# Task brief:
Copy the data that follows, character for character, minus the pictures.

----------

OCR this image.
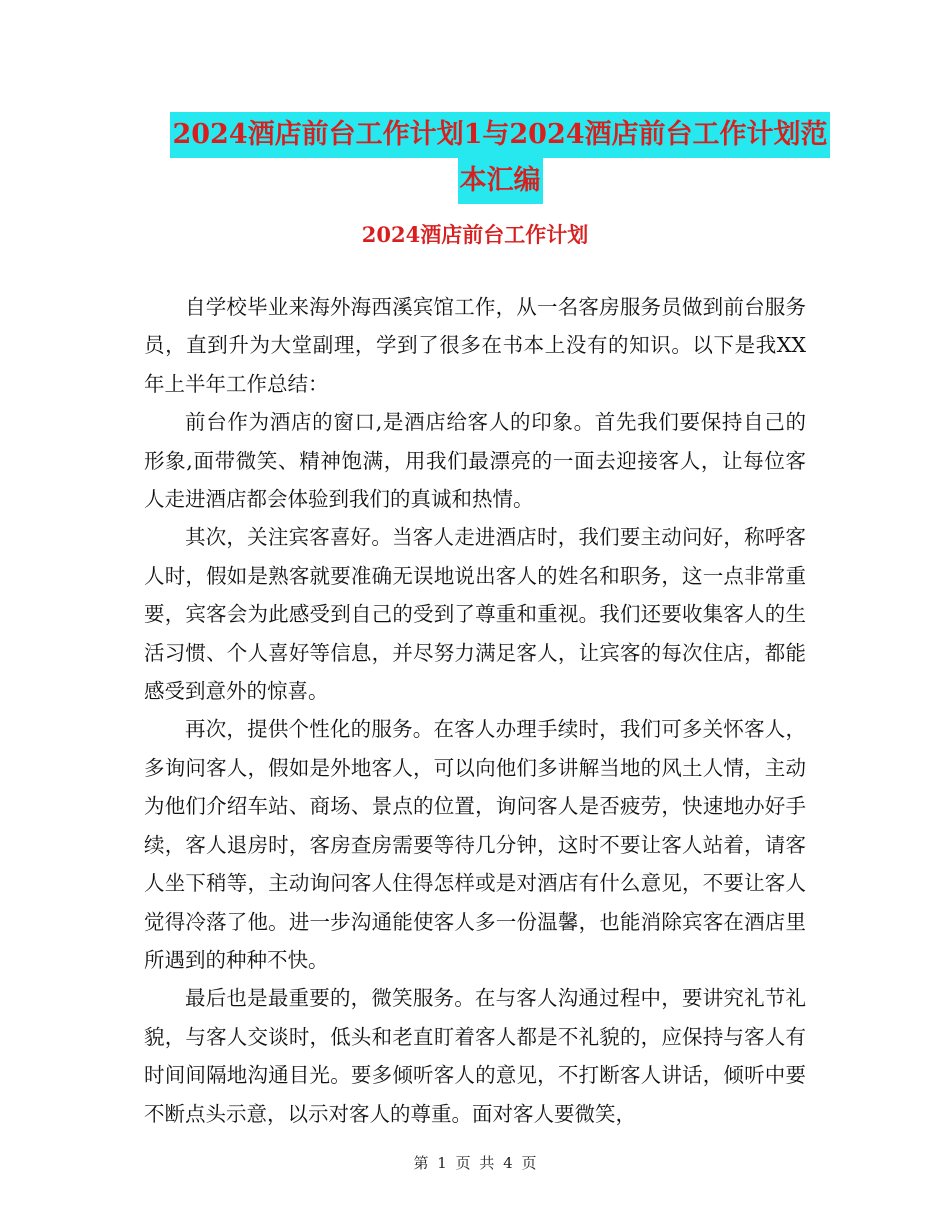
2024酒店前台工作计划1与2024酒店前台工作计划范
本汇编
2024酒店前台工作计划

自学校毕业来海外海西溪宾馆工作，从一名客房服务员做到前台服务员，直到升为大堂副理，学到了很多在书本上没有的知识。以下是我XX年上半年工作总结：

前台作为酒店的窗口,是酒店给客人的印象。首先我们要保持自己的形象,面带微笑、精神饱满，用我们最漂亮的一面去迎接客人，让每位客人走进酒店都会体验到我们的真诚和热情。

其次，关注宾客喜好。当客人走进酒店时，我们要主动问好，称呼客人时，假如是熟客就要准确无误地说出客人的姓名和职务，这一点非常重要，宾客会为此感受到自己的受到了尊重和重视。我们还要收集客人的生活习惯、个人喜好等信息，并尽努力满足客人，让宾客的每次住店，都能感受到意外的惊喜。

再次，提供个性化的服务。在客人办理手续时，我们可多关怀客人，多询问客人，假如是外地客人，可以向他们多讲解当地的风土人情，主动为他们介绍车站、商场、景点的位置，询问客人是否疲劳，快速地办好手续，客人退房时，客房查房需要等待几分钟，这时不要让客人站着，请客人坐下稍等，主动询问客人住得怎样或是对酒店有什么意见，不要让客人觉得冷落了他。进一步沟通能使客人多一份温馨，也能消除宾客在酒店里所遇到的种种不快。

最后也是最重要的，微笑服务。在与客人沟通过程中，要讲究礼节礼貌，与客人交谈时，低头和老直盯着客人都是不礼貌的，应保持与客人有时间间隔地沟通目光。要多倾听客人的意见，不打断客人讲话，倾听中要不断点头示意，以示对客人的尊重。面对客人要微笑，

第 1 页 共 4 页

----------

# Result:
OCR this image.
2024酒店前台工作计划1与2024酒店前台工作计划范
本汇编
2024酒店前台工作计划

自学校毕业来海外海西溪宾馆工作，从一名客房服务员做到前台服务员，直到升为大堂副理，学到了很多在书本上没有的知识。以下是我XX年上半年工作总结：

前台作为酒店的窗口,是酒店给客人的印象。首先我们要保持自己的形象,面带微笑、精神饱满，用我们最漂亮的一面去迎接客人，让每位客人走进酒店都会体验到我们的真诚和热情。

其次，关注宾客喜好。当客人走进酒店时，我们要主动问好，称呼客人时，假如是熟客就要准确无误地说出客人的姓名和职务，这一点非常重要，宾客会为此感受到自己的受到了尊重和重视。我们还要收集客人的生活习惯、个人喜好等信息，并尽努力满足客人，让宾客的每次住店，都能感受到意外的惊喜。

再次，提供个性化的服务。在客人办理手续时，我们可多关怀客人，多询问客人，假如是外地客人，可以向他们多讲解当地的风土人情，主动为他们介绍车站、商场、景点的位置，询问客人是否疲劳，快速地办好手续，客人退房时，客房查房需要等待几分钟，这时不要让客人站着，请客人坐下稍等，主动询问客人住得怎样或是对酒店有什么意见，不要让客人觉得冷落了他。进一步沟通能使客人多一份温馨，也能消除宾客在酒店里所遇到的种种不快。

最后也是最重要的，微笑服务。在与客人沟通过程中，要讲究礼节礼貌，与客人交谈时，低头和老直盯着客人都是不礼貌的，应保持与客人有时间间隔地沟通目光。要多倾听客人的意见，不打断客人讲话，倾听中要不断点头示意，以示对客人的尊重。面对客人要微笑，

第 1 页 共 4 页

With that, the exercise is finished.